◆ YOUR INSTRUCTIONS ◆
In the ESC revascularization table below, turn the abbreviation key that begins "CAD, coronary artery disease" into a list pairing each abbreviation with its meaning.

Table 11.2 ESC Guideline indications for revascularization in patients with stable angina or silent ischemia.

Extent of CAD (anatomical and/or functional) Classa Levelb
For prognosis Left main disease with stenosis >50%c I A
Proximal LAD stenosis >50%c I A
Two‐vessel or three‐vessel disease with stenosis >50%a with impaired LV function (LVEF ≤35%)c I A
Large area of ischemia (>10% of LV) or abnormal FFRd I B
Single remaining patent with coronary artery stenosis >50%c I C
For symptoms Hemodynamically significant coronary stenosis in the presence of limiting angina or angina equivalent, with insufficient response to optimized medical therapy.e I A

CAD, coronary artery disease; FFR, fractional flow reserve; iFR, instantaneous wave‐free ratio; LAD, left anterior descending coronary artery; LV, left ventricular;

LVEF, left ventricular ejection fraction.

a Class of recommendation.

b Level of evidence.

c With documented ischaemia or a hemodynamically relevant lesion defined by FFR <_0.80 or iFR <_0.89, or >90% stenosis in a major coronary vessel.

d Based on FFR <0.75 indicating a prognostically relevant lesion (see section 3.2.1.1).

e In consideration of patient compliance and wishes in relation to the intensity of anti‐anginal therapy.

Source: Neumann et al. 2019 [6]. Reproduced by permission of Oxford University Press.

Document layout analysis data
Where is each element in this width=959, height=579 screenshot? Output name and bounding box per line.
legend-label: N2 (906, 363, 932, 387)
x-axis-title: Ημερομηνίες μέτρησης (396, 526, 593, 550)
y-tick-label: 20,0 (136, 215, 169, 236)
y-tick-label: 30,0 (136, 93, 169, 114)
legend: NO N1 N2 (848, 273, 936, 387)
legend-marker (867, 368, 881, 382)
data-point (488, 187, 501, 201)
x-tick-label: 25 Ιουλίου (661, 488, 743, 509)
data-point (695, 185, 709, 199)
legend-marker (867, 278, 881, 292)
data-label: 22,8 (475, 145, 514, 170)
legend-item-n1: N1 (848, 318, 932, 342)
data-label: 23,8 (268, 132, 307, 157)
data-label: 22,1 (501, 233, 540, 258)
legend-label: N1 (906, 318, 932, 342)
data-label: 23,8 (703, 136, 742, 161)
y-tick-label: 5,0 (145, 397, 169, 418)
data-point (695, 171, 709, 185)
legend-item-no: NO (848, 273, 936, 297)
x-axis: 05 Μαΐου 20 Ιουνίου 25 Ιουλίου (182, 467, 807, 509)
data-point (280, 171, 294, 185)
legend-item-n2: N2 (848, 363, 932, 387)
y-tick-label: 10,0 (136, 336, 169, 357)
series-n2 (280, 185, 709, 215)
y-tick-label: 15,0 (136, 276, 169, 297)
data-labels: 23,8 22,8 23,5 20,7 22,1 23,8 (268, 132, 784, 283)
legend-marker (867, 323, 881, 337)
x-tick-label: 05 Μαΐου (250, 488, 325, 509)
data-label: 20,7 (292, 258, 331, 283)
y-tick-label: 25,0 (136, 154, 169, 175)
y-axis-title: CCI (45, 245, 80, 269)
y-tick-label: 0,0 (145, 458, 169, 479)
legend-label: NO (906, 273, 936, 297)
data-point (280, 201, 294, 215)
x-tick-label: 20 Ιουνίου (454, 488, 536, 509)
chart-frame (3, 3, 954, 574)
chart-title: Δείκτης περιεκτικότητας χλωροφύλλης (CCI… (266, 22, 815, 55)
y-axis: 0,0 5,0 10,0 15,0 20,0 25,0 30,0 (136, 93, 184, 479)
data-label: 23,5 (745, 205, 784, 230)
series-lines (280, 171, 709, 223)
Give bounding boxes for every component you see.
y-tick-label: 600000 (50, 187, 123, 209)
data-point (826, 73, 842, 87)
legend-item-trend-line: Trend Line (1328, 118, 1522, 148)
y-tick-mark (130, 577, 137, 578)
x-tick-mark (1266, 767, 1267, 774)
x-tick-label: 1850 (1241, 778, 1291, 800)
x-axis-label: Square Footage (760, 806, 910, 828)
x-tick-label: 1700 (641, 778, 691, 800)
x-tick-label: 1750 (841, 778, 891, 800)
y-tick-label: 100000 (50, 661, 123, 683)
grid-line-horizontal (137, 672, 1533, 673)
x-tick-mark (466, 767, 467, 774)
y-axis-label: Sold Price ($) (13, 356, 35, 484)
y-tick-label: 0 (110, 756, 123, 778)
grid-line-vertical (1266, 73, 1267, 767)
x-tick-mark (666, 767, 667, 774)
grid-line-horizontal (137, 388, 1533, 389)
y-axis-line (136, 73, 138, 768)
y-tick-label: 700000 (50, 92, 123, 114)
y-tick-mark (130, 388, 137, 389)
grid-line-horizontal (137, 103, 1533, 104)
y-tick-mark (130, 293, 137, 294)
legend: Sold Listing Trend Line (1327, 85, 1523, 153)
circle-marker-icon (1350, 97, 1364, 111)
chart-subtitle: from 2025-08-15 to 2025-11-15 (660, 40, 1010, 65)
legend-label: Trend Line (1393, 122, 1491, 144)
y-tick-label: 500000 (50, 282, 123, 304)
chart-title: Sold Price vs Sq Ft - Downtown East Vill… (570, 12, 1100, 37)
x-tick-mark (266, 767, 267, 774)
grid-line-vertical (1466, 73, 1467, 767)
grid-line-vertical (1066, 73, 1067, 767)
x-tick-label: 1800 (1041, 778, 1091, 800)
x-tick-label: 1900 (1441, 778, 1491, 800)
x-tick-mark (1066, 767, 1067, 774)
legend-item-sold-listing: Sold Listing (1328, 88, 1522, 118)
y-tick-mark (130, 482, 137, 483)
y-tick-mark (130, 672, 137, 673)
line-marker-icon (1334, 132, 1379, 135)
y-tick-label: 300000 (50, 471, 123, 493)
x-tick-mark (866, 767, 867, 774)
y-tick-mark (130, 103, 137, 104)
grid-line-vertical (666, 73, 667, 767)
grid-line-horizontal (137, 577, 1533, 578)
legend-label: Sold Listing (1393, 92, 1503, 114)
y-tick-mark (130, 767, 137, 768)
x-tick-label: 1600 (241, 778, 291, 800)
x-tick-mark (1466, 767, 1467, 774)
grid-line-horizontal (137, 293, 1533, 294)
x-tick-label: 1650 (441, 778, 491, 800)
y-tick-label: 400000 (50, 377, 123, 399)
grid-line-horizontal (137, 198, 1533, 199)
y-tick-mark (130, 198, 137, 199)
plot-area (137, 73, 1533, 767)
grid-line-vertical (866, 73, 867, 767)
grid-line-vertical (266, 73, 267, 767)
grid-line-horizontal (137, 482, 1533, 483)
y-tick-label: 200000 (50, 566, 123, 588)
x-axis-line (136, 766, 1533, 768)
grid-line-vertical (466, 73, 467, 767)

◆ RESPONSE BELOW ◆
- CAD: coronary artery disease
- FFR: fractional flow reserve
- iFR: instantaneous wave‐free ratio
- LAD: left anterior descending coronary artery
- LV: left ventricular
- LVEF: left ventricular ejection fraction